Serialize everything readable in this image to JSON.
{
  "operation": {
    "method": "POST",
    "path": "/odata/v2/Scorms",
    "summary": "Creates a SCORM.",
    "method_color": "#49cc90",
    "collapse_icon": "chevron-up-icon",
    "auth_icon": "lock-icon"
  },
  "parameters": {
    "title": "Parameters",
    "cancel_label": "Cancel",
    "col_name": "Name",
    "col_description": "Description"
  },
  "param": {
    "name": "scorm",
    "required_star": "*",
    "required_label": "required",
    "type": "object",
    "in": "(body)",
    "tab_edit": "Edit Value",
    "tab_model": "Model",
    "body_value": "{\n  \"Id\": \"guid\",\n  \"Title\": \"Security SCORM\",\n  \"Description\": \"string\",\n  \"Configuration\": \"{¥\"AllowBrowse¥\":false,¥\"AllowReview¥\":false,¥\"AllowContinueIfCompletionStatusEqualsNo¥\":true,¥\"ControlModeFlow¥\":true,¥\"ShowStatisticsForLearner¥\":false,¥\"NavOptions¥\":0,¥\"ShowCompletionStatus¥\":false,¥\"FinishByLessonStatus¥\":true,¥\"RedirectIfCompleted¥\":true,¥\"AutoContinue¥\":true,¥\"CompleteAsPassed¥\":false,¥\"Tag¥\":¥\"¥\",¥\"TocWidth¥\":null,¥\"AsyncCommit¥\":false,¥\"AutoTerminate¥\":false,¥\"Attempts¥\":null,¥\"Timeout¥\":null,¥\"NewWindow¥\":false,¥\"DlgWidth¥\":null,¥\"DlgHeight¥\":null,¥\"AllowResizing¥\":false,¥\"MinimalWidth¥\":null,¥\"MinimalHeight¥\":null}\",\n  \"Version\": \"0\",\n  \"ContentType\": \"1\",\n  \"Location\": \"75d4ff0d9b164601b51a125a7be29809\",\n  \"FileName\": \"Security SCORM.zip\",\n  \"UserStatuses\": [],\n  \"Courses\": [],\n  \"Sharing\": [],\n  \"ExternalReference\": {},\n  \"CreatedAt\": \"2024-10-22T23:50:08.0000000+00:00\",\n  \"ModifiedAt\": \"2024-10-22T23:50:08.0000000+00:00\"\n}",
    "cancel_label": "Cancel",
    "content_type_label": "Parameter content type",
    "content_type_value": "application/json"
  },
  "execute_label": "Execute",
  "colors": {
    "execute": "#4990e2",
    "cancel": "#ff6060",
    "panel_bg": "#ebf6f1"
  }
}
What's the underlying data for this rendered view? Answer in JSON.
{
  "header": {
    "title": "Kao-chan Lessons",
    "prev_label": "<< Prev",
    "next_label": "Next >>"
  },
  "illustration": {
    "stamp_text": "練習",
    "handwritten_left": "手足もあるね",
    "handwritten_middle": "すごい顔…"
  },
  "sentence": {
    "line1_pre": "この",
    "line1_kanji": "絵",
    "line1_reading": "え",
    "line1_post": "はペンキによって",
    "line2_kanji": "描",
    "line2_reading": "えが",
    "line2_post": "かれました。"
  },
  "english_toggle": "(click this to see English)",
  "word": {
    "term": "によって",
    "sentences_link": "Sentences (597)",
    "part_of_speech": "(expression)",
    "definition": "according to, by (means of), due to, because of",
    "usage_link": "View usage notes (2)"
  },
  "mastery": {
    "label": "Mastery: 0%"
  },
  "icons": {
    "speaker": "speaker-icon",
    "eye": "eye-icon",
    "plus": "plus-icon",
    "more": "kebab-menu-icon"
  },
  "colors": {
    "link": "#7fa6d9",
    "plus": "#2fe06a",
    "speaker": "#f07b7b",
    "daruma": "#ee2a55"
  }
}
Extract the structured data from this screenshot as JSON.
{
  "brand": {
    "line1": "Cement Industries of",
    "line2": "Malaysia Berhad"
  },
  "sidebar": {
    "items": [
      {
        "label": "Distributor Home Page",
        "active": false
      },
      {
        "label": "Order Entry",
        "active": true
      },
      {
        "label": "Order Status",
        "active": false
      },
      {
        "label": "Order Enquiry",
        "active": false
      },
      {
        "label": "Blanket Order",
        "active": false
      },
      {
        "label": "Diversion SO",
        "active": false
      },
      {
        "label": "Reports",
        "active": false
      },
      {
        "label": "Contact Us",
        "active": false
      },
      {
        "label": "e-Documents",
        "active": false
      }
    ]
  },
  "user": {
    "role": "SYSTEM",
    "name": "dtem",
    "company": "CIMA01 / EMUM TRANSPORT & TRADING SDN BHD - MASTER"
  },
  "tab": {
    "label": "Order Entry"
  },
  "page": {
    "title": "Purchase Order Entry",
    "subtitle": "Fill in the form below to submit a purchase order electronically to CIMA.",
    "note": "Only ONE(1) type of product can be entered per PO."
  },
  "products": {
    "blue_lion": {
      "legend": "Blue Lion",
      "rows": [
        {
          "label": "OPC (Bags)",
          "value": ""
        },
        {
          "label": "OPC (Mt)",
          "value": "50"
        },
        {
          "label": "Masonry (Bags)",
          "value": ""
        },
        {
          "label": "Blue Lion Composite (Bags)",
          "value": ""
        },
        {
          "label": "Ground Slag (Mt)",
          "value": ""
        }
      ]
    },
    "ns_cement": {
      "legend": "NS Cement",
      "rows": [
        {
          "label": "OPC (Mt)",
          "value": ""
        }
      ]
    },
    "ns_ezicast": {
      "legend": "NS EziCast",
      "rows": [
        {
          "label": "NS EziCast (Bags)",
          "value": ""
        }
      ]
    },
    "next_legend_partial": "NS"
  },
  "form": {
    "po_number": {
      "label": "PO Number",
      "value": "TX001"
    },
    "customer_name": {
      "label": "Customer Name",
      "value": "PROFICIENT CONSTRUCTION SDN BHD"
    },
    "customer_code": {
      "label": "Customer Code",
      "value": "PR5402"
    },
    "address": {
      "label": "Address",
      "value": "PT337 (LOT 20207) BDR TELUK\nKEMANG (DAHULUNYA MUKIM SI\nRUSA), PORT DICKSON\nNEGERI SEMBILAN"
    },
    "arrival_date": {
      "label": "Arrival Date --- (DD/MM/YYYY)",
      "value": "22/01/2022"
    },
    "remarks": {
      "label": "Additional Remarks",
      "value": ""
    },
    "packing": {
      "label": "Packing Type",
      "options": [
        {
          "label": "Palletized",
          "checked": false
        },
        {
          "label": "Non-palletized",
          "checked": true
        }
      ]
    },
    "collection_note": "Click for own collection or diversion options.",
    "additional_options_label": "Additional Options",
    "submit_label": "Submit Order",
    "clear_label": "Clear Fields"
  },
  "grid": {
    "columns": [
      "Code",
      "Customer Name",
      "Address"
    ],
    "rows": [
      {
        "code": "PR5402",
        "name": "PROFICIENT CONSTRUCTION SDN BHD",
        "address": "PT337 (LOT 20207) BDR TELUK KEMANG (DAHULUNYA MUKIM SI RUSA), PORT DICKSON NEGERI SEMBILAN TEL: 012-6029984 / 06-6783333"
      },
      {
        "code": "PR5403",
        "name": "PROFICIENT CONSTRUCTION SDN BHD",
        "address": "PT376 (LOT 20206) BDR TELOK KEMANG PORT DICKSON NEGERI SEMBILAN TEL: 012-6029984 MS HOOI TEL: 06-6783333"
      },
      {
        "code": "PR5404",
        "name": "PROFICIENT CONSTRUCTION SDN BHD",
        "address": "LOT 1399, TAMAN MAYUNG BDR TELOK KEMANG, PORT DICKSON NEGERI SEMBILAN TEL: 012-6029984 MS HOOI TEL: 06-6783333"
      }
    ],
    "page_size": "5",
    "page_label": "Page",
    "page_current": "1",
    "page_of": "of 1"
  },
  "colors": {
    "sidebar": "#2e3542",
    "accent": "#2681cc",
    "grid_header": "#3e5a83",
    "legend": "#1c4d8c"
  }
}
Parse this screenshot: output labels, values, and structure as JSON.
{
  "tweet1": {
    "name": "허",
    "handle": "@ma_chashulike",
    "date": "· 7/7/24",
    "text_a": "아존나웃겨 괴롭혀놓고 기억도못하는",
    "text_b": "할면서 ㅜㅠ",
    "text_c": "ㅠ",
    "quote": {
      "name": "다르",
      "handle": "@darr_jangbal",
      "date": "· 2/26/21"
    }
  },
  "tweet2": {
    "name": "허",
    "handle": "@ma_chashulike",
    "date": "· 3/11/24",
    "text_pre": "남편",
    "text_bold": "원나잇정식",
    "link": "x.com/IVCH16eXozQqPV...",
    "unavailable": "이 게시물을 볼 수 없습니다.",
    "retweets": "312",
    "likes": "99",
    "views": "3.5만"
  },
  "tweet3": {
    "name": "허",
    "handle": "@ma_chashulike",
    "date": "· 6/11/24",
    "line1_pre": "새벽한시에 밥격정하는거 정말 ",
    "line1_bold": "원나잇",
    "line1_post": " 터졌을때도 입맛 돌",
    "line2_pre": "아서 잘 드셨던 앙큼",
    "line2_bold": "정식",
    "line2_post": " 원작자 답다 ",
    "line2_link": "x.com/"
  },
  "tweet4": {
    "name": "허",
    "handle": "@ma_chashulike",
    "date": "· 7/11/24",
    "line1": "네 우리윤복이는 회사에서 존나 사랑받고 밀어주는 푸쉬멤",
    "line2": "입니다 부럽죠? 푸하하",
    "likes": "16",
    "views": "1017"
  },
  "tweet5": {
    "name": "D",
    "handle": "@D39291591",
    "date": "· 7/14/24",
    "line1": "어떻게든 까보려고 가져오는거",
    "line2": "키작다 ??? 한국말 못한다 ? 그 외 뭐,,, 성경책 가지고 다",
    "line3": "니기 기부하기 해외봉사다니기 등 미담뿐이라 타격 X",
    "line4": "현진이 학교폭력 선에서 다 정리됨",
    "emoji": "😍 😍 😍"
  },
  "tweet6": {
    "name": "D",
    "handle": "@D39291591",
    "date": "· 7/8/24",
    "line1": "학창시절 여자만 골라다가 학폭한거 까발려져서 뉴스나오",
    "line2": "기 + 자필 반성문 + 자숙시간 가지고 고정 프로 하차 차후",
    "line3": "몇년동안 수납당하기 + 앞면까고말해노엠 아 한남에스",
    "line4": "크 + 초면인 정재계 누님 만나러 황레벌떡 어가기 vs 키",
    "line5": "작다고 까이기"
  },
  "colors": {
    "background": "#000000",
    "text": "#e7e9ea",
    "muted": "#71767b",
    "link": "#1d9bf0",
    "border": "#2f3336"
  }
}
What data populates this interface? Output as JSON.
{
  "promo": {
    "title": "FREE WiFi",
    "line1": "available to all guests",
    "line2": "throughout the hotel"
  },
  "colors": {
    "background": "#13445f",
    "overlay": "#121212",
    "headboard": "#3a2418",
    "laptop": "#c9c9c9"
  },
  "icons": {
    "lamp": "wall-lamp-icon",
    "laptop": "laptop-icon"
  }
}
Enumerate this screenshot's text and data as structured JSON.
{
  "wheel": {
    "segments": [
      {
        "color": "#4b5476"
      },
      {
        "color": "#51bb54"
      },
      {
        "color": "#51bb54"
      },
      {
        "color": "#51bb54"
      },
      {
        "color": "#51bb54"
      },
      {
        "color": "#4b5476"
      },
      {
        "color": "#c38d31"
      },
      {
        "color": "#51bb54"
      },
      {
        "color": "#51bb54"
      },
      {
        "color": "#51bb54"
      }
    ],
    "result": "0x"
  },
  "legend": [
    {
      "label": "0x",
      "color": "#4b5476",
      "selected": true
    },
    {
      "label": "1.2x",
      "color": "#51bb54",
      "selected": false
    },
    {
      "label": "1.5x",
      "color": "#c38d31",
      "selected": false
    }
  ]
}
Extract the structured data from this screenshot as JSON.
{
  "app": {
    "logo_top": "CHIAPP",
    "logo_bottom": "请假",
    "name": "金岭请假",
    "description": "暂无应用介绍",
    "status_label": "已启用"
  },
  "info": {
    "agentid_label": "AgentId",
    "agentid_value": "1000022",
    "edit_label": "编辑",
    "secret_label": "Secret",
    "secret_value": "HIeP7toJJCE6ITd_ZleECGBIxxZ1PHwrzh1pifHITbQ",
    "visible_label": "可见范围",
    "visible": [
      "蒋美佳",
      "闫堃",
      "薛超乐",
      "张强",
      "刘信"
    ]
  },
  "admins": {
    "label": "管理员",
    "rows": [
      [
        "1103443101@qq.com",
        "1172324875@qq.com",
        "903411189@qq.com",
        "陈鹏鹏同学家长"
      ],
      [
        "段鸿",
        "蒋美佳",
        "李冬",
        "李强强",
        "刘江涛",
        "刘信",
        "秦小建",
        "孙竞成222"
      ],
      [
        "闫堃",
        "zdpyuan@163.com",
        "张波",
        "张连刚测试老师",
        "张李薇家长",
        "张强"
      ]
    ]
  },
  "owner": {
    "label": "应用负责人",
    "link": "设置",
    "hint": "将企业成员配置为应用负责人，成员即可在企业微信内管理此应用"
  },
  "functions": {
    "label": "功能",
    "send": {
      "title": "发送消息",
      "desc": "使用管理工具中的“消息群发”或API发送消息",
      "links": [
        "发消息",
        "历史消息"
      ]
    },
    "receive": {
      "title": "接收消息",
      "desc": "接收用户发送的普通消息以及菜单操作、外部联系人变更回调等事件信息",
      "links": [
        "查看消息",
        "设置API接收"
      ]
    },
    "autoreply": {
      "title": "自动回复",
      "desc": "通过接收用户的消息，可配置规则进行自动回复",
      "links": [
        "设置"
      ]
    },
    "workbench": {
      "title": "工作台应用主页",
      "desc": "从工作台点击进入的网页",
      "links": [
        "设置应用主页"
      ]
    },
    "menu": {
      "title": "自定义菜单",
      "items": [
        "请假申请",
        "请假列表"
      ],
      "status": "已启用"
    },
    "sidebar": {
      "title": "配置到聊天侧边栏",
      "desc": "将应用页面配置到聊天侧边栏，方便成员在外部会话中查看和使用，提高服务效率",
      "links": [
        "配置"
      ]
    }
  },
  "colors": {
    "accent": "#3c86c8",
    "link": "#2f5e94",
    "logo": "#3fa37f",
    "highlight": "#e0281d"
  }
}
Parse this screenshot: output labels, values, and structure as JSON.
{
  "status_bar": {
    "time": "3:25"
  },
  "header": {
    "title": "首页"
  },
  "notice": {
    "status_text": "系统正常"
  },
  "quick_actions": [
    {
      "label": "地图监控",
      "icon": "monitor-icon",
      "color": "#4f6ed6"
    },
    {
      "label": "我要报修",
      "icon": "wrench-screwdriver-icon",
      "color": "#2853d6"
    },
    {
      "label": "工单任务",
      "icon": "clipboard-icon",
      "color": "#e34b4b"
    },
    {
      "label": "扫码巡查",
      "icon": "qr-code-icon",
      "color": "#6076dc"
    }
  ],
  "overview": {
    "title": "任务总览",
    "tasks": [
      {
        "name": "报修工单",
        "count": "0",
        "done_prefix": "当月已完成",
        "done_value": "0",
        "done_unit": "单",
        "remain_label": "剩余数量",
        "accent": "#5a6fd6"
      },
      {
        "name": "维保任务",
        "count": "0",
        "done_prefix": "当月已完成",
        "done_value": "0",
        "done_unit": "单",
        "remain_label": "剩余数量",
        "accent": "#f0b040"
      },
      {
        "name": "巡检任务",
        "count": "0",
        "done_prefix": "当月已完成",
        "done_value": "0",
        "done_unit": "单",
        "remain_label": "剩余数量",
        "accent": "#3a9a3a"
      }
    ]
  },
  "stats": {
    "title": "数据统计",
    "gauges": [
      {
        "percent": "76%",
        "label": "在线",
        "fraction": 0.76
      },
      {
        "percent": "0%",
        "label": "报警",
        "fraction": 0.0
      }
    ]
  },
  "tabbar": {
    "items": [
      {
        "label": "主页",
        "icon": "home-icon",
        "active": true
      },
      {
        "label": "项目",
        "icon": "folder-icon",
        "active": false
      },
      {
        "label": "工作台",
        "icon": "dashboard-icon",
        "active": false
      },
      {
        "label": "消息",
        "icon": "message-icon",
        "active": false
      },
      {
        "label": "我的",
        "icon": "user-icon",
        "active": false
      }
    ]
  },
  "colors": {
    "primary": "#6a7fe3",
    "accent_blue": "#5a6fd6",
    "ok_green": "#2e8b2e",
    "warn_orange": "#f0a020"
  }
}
==================================================
→ **TASK INSTRUCTIONS**
In the entries above, find lines with "true" and copy each.

→ **RESULT**
    "body_value": "{\n  \"Id\": \"guid\",\n  \"Title\": \"Security SCORM\",\n  \"Description\": \"string\",\n  \"Configuration\": \"{¥\"AllowBrowse¥\":false,¥\"AllowReview¥\":false,¥\"AllowContinueIfCompletionStatusEqualsNo¥\":true,¥\"ControlModeFlow¥\":true,¥\"ShowStatisticsForLearner¥\":false,¥\"NavOptions¥\":0,¥\"ShowCompletionStatus¥\":false,¥\"FinishByLessonStatus¥\":true,¥\"RedirectIfCompleted¥\":true,¥\"AutoContinue¥\":true,¥\"CompleteAsPassed¥\":false,¥\"Tag¥\":¥\"¥\",¥\"TocWidth¥\":null,¥\"AsyncCommit¥\":false,¥\"AutoTerminate¥\":false,¥\"Attempts¥\":null,¥\"Timeout¥\":null,¥\"NewWindow¥\":false,¥\"DlgWidth¥\":null,¥\"DlgHeight¥\":null,¥\"AllowResizing¥\":false,¥\"MinimalWidth¥\":null,¥\"MinimalHeight¥\":null}\",\n  \"Version\": \"0\",\n  \"ContentType\": \"1\",\n  \"Location\": \"75d4ff0d9b164601b51a125a7be29809\",\n  \"FileName\": \"Security SCORM.zip\",\n  \"UserStatuses\": [],\n  \"Courses\": [],\n  \"Sharing\": [],\n  \"ExternalReference\": {},\n  \"CreatedAt\": \"2024-10-22T23:50:08.0000000+00:00\",\n  \"ModifiedAt\": \"2024-10-22T23:50:08.0000000+00:00\"\n}",
        "active": true
          "checked": true
      "selected": true
        "active": true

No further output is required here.